Collected data entries:
○ ○ ○
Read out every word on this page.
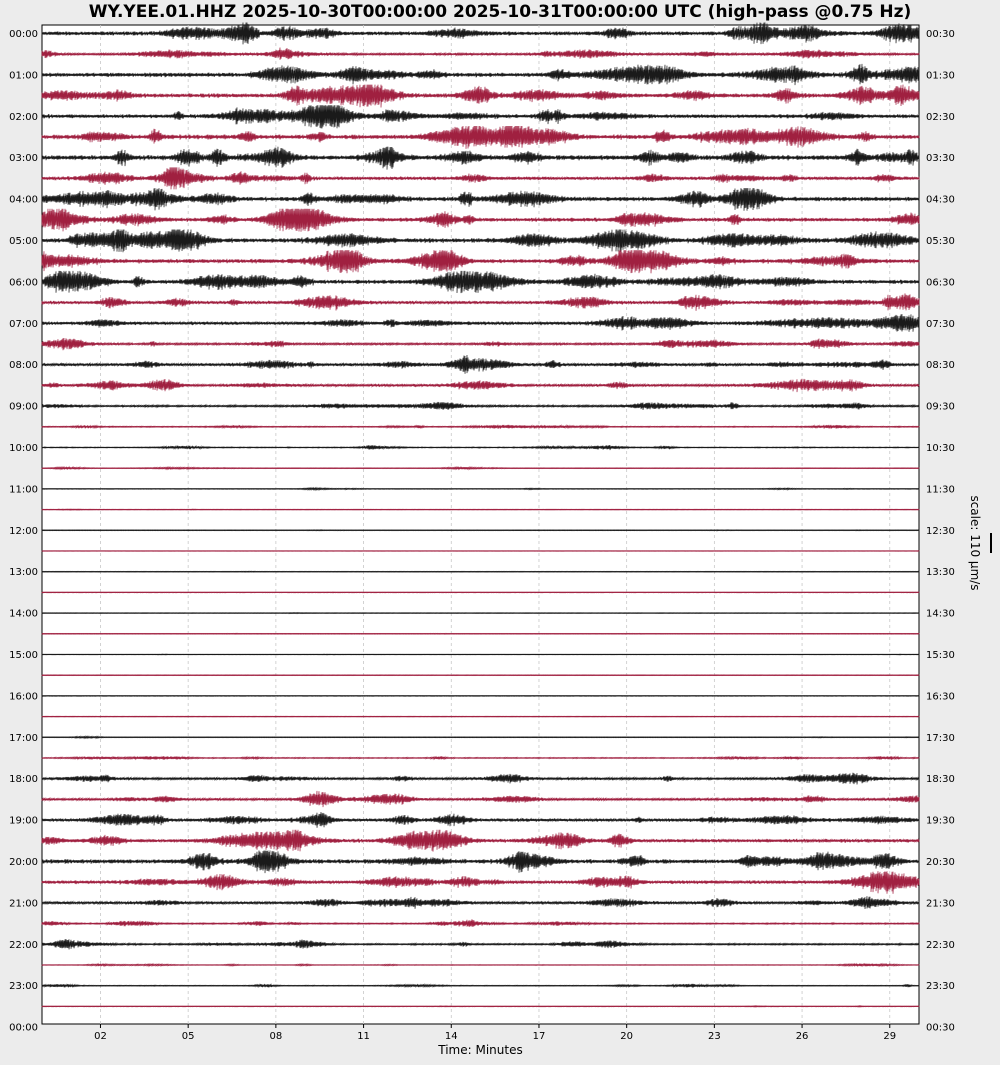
WY.YEE.01.HHZ 2025-10-30T00:00:00 2025-10-31T00:00:00 UTC (high-pass @0.75 Hz)
00:00
01:00
02:00
03:00
04:00
05:00
06:00
07:00
08:00
09:00
10:00
11:00
12:00
13:00
14:00
15:00
16:00
17:00
18:00
19:00
20:00
21:00
22:00
23:00
00:00
00:30
01:30
02:30
03:30
04:30
05:30
06:30
07:30
08:30
09:30
10:30
11:30
12:30
13:30
14:30
15:30
16:30
17:30
18:30
19:30
20:30
21:30
22:30
23:30
00:30
02	05	08	11	14	17	20	23	26	29
scale: 110 μm/s
Time: Minutes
○ ○ ○
Set problem: Restate each line of the records exactly; pictures do not belong in the copy.

Worked solution:
Read out every word on this page.
WY.YEE.01.HHZ 2025-10-30T00:00:00 2025-10-31T00:00:00 UTC (high-pass @0.75 Hz)
00:00
01:00
02:00
03:00
04:00
05:00
06:00
07:00
08:00
09:00
10:00
11:00
12:00
13:00
14:00
15:00
16:00
17:00
18:00
19:00
20:00
21:00
22:00
23:00
00:00
00:30
01:30
02:30
03:30
04:30
05:30
06:30
07:30
08:30
09:30
10:30
11:30
12:30
13:30
14:30
15:30
16:30
17:30
18:30
19:30
20:30
21:30
22:30
23:30
00:30
02	05	08	11	14	17	20	23	26	29
scale: 110 μm/s
Time: Minutes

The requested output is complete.